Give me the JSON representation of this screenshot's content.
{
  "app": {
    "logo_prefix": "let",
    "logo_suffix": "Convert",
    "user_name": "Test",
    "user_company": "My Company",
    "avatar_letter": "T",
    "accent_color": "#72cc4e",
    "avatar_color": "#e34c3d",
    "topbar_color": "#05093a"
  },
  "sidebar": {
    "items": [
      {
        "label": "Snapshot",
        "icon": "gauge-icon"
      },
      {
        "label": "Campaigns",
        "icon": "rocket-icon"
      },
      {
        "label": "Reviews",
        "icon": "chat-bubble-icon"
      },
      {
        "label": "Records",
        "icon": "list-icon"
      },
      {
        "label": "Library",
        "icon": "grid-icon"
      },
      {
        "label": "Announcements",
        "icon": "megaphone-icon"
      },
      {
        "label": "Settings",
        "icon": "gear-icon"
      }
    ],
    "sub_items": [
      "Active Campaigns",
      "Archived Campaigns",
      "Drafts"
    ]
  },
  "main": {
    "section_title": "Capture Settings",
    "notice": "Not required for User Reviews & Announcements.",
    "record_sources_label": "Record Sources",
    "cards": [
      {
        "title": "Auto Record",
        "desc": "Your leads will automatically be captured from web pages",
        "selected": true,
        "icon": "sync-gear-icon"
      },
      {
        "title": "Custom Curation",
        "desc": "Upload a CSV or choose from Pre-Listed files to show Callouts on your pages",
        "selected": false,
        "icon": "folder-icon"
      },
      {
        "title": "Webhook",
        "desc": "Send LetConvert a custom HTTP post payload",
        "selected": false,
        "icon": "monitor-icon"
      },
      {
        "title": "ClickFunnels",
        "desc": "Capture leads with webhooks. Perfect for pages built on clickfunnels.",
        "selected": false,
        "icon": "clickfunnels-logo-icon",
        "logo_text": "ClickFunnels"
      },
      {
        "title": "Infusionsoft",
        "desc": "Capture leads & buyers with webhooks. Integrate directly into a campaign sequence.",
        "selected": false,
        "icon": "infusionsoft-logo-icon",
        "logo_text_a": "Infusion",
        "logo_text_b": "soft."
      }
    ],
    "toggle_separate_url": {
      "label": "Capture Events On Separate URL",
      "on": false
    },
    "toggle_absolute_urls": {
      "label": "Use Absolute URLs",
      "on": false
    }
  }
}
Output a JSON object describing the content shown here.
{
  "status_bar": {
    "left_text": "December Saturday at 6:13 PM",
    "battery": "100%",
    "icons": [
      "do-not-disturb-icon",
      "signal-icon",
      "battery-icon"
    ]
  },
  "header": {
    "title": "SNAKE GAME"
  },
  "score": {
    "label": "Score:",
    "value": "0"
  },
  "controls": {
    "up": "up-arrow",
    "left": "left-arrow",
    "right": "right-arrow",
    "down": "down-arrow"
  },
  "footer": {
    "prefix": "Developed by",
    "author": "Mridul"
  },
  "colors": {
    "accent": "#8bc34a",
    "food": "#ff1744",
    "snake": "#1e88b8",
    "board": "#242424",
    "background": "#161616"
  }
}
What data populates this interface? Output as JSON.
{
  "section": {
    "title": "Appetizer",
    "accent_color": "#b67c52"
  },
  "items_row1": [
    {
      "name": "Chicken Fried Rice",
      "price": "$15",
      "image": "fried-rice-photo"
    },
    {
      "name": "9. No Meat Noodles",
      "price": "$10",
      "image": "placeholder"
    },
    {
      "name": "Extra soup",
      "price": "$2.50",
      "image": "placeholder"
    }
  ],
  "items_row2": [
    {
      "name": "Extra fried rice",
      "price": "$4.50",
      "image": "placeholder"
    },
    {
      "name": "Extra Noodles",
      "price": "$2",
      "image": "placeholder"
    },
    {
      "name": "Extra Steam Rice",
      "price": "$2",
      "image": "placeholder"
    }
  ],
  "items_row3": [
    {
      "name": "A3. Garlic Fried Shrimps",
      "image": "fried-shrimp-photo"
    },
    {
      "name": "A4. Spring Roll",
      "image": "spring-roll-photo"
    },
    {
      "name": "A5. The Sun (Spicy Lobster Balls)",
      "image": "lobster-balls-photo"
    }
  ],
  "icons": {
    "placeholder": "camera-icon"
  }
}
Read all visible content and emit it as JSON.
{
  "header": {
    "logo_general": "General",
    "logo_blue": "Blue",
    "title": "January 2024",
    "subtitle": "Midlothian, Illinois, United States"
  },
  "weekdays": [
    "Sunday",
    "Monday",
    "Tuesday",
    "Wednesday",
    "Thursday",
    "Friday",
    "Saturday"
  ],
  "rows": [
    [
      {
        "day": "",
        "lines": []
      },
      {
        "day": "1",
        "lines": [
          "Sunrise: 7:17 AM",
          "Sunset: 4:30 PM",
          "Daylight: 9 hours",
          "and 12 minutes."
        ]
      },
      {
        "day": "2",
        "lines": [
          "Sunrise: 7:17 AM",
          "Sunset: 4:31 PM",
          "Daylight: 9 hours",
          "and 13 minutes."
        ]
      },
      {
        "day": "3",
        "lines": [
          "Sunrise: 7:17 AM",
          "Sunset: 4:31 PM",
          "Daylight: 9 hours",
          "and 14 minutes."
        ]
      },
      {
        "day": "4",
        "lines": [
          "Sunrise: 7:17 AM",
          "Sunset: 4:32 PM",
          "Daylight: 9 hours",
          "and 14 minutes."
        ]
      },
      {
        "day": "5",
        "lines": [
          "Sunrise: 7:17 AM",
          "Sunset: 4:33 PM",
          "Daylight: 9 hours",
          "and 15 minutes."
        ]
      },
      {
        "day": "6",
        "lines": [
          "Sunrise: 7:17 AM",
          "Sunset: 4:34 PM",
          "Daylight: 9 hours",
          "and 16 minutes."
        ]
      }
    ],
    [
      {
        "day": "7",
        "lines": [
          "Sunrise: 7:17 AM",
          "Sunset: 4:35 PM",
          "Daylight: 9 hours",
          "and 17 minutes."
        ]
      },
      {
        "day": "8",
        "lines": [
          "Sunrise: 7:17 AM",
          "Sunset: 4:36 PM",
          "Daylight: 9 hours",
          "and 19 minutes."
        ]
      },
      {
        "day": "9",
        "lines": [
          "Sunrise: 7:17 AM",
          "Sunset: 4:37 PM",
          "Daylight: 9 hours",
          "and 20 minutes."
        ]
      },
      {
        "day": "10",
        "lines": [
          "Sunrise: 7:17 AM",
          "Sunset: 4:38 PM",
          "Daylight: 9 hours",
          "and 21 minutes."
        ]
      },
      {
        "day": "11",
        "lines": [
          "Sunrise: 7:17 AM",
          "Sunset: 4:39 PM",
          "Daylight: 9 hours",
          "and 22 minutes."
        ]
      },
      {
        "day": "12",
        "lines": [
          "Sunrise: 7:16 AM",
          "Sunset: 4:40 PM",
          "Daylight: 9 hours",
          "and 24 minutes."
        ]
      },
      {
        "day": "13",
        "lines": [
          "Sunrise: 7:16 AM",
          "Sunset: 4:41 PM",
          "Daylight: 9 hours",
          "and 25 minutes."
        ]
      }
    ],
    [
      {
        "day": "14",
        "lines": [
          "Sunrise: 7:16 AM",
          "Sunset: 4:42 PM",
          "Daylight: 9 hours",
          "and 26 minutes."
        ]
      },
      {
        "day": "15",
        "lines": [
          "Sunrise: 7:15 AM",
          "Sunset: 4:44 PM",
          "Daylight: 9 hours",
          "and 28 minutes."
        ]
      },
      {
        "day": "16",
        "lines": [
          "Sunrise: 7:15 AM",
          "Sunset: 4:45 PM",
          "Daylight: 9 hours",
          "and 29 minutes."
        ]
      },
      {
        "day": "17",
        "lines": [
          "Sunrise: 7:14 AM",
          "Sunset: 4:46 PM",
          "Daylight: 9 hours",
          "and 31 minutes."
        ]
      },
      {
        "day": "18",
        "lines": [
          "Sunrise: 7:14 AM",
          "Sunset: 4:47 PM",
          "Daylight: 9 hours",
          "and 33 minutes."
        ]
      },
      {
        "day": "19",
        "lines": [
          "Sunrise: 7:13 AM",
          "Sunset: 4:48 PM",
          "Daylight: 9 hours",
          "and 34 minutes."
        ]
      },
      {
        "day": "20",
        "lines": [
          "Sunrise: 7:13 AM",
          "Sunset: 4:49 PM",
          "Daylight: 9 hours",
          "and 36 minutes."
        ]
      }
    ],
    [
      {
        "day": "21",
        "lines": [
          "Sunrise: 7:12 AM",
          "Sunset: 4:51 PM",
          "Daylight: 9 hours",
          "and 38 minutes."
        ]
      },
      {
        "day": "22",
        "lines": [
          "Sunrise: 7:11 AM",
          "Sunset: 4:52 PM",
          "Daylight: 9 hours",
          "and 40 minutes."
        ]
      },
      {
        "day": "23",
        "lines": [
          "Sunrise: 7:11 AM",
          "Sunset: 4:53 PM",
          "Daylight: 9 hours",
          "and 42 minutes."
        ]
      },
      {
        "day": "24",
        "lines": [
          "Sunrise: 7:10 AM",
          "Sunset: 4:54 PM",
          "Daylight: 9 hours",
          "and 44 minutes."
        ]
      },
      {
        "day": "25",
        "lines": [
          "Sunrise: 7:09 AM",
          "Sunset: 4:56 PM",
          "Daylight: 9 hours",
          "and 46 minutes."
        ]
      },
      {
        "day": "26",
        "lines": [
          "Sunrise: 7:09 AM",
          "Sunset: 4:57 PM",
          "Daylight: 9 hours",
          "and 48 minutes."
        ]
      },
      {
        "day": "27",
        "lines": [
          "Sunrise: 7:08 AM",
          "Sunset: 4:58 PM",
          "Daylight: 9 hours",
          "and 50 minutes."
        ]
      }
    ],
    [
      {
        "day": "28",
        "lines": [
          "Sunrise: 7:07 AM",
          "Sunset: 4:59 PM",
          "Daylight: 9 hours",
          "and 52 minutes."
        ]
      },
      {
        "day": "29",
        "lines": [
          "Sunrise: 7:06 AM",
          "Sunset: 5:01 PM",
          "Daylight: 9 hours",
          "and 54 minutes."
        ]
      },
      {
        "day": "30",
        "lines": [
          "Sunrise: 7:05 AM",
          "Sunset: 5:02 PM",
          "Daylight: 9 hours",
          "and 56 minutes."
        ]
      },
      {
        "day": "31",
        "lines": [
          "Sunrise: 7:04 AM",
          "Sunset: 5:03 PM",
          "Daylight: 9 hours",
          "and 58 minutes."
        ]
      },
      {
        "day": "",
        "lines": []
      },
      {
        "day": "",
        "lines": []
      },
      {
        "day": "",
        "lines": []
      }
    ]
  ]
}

========

Each line above that includes "Reviews" should be shown.

▶ _FINISHED EXERCISE_:
        "label": "Reviews",
    "notice": "Not required for User Reviews & Announcements.",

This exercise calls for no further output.